Print verbatim every line starting at the one that contains "Type out the text in this image." and ending at the final line of the records; include both endpoints.

───── Supplied entries

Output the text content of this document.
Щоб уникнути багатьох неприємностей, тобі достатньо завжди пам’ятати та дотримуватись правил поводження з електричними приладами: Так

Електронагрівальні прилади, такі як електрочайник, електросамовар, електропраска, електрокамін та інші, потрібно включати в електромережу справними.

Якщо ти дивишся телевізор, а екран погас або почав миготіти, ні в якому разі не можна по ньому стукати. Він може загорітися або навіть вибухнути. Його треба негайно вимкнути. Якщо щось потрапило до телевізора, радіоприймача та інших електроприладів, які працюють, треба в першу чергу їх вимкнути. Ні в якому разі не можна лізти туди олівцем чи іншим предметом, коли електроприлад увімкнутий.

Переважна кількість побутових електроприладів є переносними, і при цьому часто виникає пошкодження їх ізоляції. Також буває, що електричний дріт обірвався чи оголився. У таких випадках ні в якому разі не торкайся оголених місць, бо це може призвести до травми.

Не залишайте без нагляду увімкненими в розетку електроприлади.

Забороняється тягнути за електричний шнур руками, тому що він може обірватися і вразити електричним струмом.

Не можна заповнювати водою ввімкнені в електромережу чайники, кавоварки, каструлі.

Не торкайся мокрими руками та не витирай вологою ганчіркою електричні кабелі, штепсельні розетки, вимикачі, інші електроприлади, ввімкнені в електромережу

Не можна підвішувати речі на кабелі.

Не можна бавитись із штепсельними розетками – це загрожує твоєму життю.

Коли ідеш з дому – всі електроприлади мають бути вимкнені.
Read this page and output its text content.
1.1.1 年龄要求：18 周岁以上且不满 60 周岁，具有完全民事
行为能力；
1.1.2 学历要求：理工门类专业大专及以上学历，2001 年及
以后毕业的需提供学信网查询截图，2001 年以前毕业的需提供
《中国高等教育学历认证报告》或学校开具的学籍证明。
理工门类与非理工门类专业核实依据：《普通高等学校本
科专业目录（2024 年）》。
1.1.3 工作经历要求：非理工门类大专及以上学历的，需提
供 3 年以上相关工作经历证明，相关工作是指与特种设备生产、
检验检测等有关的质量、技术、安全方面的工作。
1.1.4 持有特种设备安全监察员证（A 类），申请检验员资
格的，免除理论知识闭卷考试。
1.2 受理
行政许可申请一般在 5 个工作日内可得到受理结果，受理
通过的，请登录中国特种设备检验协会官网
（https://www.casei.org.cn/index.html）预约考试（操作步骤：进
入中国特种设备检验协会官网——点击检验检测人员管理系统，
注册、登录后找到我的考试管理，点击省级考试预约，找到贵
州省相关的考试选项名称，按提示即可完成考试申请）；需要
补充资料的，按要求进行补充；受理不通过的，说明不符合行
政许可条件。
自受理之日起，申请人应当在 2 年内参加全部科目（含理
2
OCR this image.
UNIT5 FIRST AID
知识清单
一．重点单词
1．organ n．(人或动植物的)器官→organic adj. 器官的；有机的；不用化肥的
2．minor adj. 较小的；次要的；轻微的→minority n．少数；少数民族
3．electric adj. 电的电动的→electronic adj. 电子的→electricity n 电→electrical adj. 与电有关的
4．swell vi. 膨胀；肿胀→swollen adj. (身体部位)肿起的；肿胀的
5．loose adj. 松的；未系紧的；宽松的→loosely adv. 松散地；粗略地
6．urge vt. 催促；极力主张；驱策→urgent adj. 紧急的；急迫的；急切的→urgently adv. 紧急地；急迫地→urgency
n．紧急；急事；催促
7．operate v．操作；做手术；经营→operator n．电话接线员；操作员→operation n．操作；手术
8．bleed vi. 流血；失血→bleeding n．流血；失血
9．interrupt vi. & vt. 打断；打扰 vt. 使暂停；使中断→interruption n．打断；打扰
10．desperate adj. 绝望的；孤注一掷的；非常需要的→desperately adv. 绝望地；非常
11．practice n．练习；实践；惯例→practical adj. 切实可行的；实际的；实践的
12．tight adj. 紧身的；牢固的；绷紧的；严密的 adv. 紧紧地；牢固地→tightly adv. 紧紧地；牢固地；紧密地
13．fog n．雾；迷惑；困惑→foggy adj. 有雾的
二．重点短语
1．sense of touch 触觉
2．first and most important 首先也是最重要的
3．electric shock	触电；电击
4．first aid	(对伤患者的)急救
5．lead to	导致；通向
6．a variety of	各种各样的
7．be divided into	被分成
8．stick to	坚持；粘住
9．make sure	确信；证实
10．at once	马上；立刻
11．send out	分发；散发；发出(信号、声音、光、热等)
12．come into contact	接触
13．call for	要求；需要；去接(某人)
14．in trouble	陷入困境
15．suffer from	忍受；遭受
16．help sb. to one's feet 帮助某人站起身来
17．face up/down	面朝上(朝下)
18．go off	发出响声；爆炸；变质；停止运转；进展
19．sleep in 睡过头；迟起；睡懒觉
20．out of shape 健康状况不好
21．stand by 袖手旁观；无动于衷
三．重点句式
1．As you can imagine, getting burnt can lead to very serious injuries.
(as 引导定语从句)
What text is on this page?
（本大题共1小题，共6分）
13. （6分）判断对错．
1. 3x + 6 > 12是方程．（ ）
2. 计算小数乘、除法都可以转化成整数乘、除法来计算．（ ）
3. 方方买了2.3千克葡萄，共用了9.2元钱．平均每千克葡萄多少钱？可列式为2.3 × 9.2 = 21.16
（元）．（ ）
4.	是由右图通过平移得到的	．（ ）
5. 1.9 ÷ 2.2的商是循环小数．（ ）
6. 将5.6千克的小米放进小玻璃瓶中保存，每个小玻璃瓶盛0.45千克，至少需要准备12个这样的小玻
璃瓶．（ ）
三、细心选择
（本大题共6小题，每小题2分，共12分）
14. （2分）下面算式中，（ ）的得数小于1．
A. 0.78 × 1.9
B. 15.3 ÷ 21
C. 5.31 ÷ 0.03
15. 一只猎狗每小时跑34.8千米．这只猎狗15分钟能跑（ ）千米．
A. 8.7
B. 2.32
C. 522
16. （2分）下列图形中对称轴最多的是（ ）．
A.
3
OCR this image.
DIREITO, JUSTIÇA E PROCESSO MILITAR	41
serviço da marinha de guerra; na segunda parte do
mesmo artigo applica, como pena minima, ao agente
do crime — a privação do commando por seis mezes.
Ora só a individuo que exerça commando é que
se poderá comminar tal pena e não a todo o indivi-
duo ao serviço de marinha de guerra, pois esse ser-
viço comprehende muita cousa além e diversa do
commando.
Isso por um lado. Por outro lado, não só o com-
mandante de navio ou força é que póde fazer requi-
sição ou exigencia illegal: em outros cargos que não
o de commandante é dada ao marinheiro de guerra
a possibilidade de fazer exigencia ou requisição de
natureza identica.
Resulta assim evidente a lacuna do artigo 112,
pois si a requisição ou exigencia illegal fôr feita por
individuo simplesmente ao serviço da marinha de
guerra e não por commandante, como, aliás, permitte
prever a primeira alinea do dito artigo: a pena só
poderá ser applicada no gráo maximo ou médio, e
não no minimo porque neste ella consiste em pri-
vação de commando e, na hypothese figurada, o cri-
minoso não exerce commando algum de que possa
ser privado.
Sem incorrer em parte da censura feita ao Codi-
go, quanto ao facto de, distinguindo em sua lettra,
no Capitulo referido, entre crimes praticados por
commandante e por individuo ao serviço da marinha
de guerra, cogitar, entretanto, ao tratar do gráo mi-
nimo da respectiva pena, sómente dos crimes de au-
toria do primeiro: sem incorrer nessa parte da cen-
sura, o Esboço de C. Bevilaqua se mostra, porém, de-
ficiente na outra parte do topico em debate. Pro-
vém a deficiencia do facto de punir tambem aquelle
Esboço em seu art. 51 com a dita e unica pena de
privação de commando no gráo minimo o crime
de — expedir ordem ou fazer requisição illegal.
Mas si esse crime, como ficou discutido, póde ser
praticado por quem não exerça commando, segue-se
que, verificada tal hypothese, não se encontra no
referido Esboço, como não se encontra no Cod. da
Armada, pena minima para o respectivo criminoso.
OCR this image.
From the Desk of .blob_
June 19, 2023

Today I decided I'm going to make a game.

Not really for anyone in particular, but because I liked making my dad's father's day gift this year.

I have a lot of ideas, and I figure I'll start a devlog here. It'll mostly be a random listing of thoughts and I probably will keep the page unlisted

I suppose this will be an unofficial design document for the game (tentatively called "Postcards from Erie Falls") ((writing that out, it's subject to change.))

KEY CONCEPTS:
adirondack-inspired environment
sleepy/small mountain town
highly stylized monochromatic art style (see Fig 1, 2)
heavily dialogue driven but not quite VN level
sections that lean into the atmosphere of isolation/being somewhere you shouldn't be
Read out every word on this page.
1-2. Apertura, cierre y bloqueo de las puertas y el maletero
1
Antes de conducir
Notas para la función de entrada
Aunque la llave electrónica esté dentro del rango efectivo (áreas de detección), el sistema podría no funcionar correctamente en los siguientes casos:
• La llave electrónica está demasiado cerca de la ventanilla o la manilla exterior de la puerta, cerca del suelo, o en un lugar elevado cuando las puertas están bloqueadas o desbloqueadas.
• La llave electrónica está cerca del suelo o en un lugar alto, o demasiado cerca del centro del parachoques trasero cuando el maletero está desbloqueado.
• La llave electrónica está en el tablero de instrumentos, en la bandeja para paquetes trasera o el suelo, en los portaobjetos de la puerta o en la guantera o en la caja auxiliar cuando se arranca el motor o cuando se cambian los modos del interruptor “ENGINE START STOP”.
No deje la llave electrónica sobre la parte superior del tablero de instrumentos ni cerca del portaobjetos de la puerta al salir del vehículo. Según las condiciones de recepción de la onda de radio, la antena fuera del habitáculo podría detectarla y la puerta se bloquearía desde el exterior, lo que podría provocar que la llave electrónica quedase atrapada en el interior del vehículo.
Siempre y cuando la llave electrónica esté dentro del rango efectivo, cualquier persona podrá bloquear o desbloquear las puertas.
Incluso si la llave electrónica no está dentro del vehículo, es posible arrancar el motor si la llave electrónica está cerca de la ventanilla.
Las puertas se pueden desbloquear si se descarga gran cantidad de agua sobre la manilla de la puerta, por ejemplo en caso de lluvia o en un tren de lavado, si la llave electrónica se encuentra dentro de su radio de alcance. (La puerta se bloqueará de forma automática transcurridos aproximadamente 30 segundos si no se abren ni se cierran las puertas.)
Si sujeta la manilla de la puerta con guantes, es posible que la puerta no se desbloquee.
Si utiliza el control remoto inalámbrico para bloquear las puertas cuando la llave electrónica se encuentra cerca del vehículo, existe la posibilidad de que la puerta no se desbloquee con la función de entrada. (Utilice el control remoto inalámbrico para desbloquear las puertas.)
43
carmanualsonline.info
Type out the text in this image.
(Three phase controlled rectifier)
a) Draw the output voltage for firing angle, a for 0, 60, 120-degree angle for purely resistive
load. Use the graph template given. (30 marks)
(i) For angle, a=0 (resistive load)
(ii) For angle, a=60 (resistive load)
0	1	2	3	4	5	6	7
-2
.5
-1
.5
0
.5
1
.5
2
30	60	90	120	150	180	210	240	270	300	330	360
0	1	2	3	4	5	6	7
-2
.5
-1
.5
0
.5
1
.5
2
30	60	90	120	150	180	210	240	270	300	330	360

──────────

_Response_:
Type out the text in this image.
(Three phase controlled rectifier)
a) Draw the output voltage for firing angle, a for 0, 60, 120-degree angle for purely resistive
load. Use the graph template given. (30 marks)
(i) For angle, a=0 (resistive load)
(ii) For angle, a=60 (resistive load)
0	1	2	3	4	5	6	7
-2
.5
-1
.5
0
.5
1
.5
2
30	60	90	120	150	180	210	240	270	300	330	360
0	1	2	3	4	5	6	7
-2
.5
-1
.5
0
.5
1
.5
2
30	60	90	120	150	180	210	240	270	300	330	360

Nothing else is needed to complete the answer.